**DIRECTIVE**
Output all of the records exactly as written.

_ _ _ _ _ _ _

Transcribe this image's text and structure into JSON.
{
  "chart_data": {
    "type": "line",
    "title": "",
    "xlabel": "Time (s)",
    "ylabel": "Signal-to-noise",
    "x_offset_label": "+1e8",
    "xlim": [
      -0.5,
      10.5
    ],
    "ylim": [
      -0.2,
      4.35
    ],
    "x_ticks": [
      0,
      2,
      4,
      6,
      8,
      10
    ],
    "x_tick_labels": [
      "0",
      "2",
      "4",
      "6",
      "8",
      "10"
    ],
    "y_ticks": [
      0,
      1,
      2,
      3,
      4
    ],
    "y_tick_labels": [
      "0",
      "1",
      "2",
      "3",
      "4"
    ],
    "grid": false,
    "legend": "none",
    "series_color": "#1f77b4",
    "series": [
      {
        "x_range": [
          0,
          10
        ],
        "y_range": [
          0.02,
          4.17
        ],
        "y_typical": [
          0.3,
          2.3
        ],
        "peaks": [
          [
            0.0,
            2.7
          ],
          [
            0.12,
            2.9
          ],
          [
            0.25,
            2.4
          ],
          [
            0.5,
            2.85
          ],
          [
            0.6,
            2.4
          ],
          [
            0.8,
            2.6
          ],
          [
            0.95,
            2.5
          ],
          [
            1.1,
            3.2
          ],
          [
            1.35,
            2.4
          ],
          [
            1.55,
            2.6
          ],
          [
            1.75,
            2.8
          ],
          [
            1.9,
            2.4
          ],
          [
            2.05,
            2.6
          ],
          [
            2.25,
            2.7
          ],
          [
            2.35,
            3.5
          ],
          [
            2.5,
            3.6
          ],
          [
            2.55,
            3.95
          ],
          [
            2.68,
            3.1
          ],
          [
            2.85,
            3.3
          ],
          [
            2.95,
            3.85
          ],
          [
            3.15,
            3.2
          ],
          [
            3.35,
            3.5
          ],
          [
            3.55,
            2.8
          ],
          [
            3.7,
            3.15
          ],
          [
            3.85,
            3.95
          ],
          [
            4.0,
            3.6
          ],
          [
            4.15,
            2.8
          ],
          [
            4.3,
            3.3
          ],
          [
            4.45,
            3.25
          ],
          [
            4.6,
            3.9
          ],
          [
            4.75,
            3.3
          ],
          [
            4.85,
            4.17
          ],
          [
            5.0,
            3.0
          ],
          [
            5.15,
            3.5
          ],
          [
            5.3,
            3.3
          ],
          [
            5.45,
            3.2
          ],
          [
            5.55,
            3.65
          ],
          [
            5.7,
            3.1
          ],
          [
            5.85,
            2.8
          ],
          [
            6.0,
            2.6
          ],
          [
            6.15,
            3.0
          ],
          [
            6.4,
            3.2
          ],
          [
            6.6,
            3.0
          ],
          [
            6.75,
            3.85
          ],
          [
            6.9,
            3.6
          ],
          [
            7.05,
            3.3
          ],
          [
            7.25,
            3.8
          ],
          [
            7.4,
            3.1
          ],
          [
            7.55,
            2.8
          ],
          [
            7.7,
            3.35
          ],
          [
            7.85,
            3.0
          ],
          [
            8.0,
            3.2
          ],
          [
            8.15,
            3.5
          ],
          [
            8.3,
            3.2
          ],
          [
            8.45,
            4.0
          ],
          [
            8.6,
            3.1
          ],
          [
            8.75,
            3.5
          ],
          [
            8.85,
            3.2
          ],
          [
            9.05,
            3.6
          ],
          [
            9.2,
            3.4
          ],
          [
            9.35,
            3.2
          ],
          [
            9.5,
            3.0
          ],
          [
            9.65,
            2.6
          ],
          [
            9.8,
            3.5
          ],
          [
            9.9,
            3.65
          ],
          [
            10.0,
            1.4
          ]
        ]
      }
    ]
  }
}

_ _ _ _ _ _ _

**PROBLEM SOLUTION**
Transcribe this image's text and structure into JSON.
{
  "chart_data": {
    "type": "line",
    "title": "",
    "xlabel": "Time (s)",
    "ylabel": "Signal-to-noise",
    "x_offset_label": "+1e8",
    "xlim": [
      -0.5,
      10.5
    ],
    "ylim": [
      -0.2,
      4.35
    ],
    "x_ticks": [
      0,
      2,
      4,
      6,
      8,
      10
    ],
    "x_tick_labels": [
      "0",
      "2",
      "4",
      "6",
      "8",
      "10"
    ],
    "y_ticks": [
      0,
      1,
      2,
      3,
      4
    ],
    "y_tick_labels": [
      "0",
      "1",
      "2",
      "3",
      "4"
    ],
    "grid": false,
    "legend": "none",
    "series_color": "#1f77b4",
    "series": [
      {
        "x_range": [
          0,
          10
        ],
        "y_range": [
          0.02,
          4.17
        ],
        "y_typical": [
          0.3,
          2.3
        ],
        "peaks": [
          [
            0.0,
            2.7
          ],
          [
            0.12,
            2.9
          ],
          [
            0.25,
            2.4
          ],
          [
            0.5,
            2.85
          ],
          [
            0.6,
            2.4
          ],
          [
            0.8,
            2.6
          ],
          [
            0.95,
            2.5
          ],
          [
            1.1,
            3.2
          ],
          [
            1.35,
            2.4
          ],
          [
            1.55,
            2.6
          ],
          [
            1.75,
            2.8
          ],
          [
            1.9,
            2.4
          ],
          [
            2.05,
            2.6
          ],
          [
            2.25,
            2.7
          ],
          [
            2.35,
            3.5
          ],
          [
            2.5,
            3.6
          ],
          [
            2.55,
            3.95
          ],
          [
            2.68,
            3.1
          ],
          [
            2.85,
            3.3
          ],
          [
            2.95,
            3.85
          ],
          [
            3.15,
            3.2
          ],
          [
            3.35,
            3.5
          ],
          [
            3.55,
            2.8
          ],
          [
            3.7,
            3.15
          ],
          [
            3.85,
            3.95
          ],
          [
            4.0,
            3.6
          ],
          [
            4.15,
            2.8
          ],
          [
            4.3,
            3.3
          ],
          [
            4.45,
            3.25
          ],
          [
            4.6,
            3.9
          ],
          [
            4.75,
            3.3
          ],
          [
            4.85,
            4.17
          ],
          [
            5.0,
            3.0
          ],
          [
            5.15,
            3.5
          ],
          [
            5.3,
            3.3
          ],
          [
            5.45,
            3.2
          ],
          [
            5.55,
            3.65
          ],
          [
            5.7,
            3.1
          ],
          [
            5.85,
            2.8
          ],
          [
            6.0,
            2.6
          ],
          [
            6.15,
            3.0
          ],
          [
            6.4,
            3.2
          ],
          [
            6.6,
            3.0
          ],
          [
            6.75,
            3.85
          ],
          [
            6.9,
            3.6
          ],
          [
            7.05,
            3.3
          ],
          [
            7.25,
            3.8
          ],
          [
            7.4,
            3.1
          ],
          [
            7.55,
            2.8
          ],
          [
            7.7,
            3.35
          ],
          [
            7.85,
            3.0
          ],
          [
            8.0,
            3.2
          ],
          [
            8.15,
            3.5
          ],
          [
            8.3,
            3.2
          ],
          [
            8.45,
            4.0
          ],
          [
            8.6,
            3.1
          ],
          [
            8.75,
            3.5
          ],
          [
            8.85,
            3.2
          ],
          [
            9.05,
            3.6
          ],
          [
            9.2,
            3.4
          ],
          [
            9.35,
            3.2
          ],
          [
            9.5,
            3.0
          ],
          [
            9.65,
            2.6
          ],
          [
            9.8,
            3.5
          ],
          [
            9.9,
            3.65
          ],
          [
            10.0,
            1.4
          ]
        ]
      }
    ]
  }
}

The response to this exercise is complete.